## START Records provided

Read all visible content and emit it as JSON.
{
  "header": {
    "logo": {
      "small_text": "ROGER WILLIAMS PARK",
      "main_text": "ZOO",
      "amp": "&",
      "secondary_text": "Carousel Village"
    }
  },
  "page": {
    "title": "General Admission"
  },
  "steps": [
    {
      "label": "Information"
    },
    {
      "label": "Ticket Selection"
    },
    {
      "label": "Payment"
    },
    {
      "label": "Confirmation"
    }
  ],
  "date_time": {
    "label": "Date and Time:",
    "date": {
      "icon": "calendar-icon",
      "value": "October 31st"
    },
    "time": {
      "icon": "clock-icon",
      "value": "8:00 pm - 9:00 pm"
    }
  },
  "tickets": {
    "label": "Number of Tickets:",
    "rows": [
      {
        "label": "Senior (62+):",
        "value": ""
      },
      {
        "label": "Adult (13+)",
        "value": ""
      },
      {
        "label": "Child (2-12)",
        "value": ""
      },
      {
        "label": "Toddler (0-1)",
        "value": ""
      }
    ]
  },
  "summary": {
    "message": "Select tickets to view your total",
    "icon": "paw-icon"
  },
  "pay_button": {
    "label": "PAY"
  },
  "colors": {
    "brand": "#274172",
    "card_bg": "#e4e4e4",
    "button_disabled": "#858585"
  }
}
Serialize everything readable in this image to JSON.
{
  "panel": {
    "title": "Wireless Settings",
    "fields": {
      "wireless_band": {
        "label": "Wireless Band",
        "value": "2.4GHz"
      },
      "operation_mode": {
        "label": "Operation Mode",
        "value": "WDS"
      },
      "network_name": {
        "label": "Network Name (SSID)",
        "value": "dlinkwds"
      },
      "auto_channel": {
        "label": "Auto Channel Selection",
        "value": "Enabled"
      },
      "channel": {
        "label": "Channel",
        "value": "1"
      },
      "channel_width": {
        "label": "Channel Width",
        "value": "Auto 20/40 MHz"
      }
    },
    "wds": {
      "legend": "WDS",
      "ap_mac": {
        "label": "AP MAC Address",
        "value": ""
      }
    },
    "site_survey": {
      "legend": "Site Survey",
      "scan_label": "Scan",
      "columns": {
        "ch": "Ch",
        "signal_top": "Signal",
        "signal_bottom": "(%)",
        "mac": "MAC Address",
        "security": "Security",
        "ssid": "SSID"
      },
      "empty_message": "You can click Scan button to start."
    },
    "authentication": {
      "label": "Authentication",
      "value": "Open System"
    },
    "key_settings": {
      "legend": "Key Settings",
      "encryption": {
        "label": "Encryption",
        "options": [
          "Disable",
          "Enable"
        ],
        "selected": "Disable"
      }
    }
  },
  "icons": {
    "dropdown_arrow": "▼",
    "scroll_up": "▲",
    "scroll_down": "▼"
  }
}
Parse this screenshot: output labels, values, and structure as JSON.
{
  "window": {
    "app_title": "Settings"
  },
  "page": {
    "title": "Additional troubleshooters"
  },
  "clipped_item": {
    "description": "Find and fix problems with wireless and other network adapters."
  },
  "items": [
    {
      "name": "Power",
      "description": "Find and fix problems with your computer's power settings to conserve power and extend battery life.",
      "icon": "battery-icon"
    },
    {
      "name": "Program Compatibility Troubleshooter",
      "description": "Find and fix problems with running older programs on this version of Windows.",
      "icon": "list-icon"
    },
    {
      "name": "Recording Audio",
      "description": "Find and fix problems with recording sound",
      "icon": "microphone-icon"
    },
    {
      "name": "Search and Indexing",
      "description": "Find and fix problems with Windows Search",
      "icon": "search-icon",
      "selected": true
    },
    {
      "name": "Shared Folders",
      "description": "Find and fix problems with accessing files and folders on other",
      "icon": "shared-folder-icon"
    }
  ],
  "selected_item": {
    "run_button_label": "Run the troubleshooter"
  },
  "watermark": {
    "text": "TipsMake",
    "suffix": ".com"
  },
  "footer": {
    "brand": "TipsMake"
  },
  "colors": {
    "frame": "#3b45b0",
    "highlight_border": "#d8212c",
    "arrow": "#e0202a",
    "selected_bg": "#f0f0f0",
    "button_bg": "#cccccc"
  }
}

## END Records provided

What you need to do: Faithfully reproduce all of the records, character for character.

Finished exercise:
Read all visible content and emit it as JSON.
{
  "header": {
    "logo": {
      "small_text": "ROGER WILLIAMS PARK",
      "main_text": "ZOO",
      "amp": "&",
      "secondary_text": "Carousel Village"
    }
  },
  "page": {
    "title": "General Admission"
  },
  "steps": [
    {
      "label": "Information"
    },
    {
      "label": "Ticket Selection"
    },
    {
      "label": "Payment"
    },
    {
      "label": "Confirmation"
    }
  ],
  "date_time": {
    "label": "Date and Time:",
    "date": {
      "icon": "calendar-icon",
      "value": "October 31st"
    },
    "time": {
      "icon": "clock-icon",
      "value": "8:00 pm - 9:00 pm"
    }
  },
  "tickets": {
    "label": "Number of Tickets:",
    "rows": [
      {
        "label": "Senior (62+):",
        "value": ""
      },
      {
        "label": "Adult (13+)",
        "value": ""
      },
      {
        "label": "Child (2-12)",
        "value": ""
      },
      {
        "label": "Toddler (0-1)",
        "value": ""
      }
    ]
  },
  "summary": {
    "message": "Select tickets to view your total",
    "icon": "paw-icon"
  },
  "pay_button": {
    "label": "PAY"
  },
  "colors": {
    "brand": "#274172",
    "card_bg": "#e4e4e4",
    "button_disabled": "#858585"
  }
}
Serialize everything readable in this image to JSON.
{
  "panel": {
    "title": "Wireless Settings",
    "fields": {
      "wireless_band": {
        "label": "Wireless Band",
        "value": "2.4GHz"
      },
      "operation_mode": {
        "label": "Operation Mode",
        "value": "WDS"
      },
      "network_name": {
        "label": "Network Name (SSID)",
        "value": "dlinkwds"
      },
      "auto_channel": {
        "label": "Auto Channel Selection",
        "value": "Enabled"
      },
      "channel": {
        "label": "Channel",
        "value": "1"
      },
      "channel_width": {
        "label": "Channel Width",
        "value": "Auto 20/40 MHz"
      }
    },
    "wds": {
      "legend": "WDS",
      "ap_mac": {
        "label": "AP MAC Address",
        "value": ""
      }
    },
    "site_survey": {
      "legend": "Site Survey",
      "scan_label": "Scan",
      "columns": {
        "ch": "Ch",
        "signal_top": "Signal",
        "signal_bottom": "(%)",
        "mac": "MAC Address",
        "security": "Security",
        "ssid": "SSID"
      },
      "empty_message": "You can click Scan button to start."
    },
    "authentication": {
      "label": "Authentication",
      "value": "Open System"
    },
    "key_settings": {
      "legend": "Key Settings",
      "encryption": {
        "label": "Encryption",
        "options": [
          "Disable",
          "Enable"
        ],
        "selected": "Disable"
      }
    }
  },
  "icons": {
    "dropdown_arrow": "▼",
    "scroll_up": "▲",
    "scroll_down": "▼"
  }
}
Parse this screenshot: output labels, values, and structure as JSON.
{
  "window": {
    "app_title": "Settings"
  },
  "page": {
    "title": "Additional troubleshooters"
  },
  "clipped_item": {
    "description": "Find and fix problems with wireless and other network adapters."
  },
  "items": [
    {
      "name": "Power",
      "description": "Find and fix problems with your computer's power settings to conserve power and extend battery life.",
      "icon": "battery-icon"
    },
    {
      "name": "Program Compatibility Troubleshooter",
      "description": "Find and fix problems with running older programs on this version of Windows.",
      "icon": "list-icon"
    },
    {
      "name": "Recording Audio",
      "description": "Find and fix problems with recording sound",
      "icon": "microphone-icon"
    },
    {
      "name": "Search and Indexing",
      "description": "Find and fix problems with Windows Search",
      "icon": "search-icon",
      "selected": true
    },
    {
      "name": "Shared Folders",
      "description": "Find and fix problems with accessing files and folders on other",
      "icon": "shared-folder-icon"
    }
  ],
  "selected_item": {
    "run_button_label": "Run the troubleshooter"
  },
  "watermark": {
    "text": "TipsMake",
    "suffix": ".com"
  },
  "footer": {
    "brand": "TipsMake"
  },
  "colors": {
    "frame": "#3b45b0",
    "highlight_border": "#d8212c",
    "arrow": "#e0202a",
    "selected_bg": "#f0f0f0",
    "button_bg": "#cccccc"
  }
}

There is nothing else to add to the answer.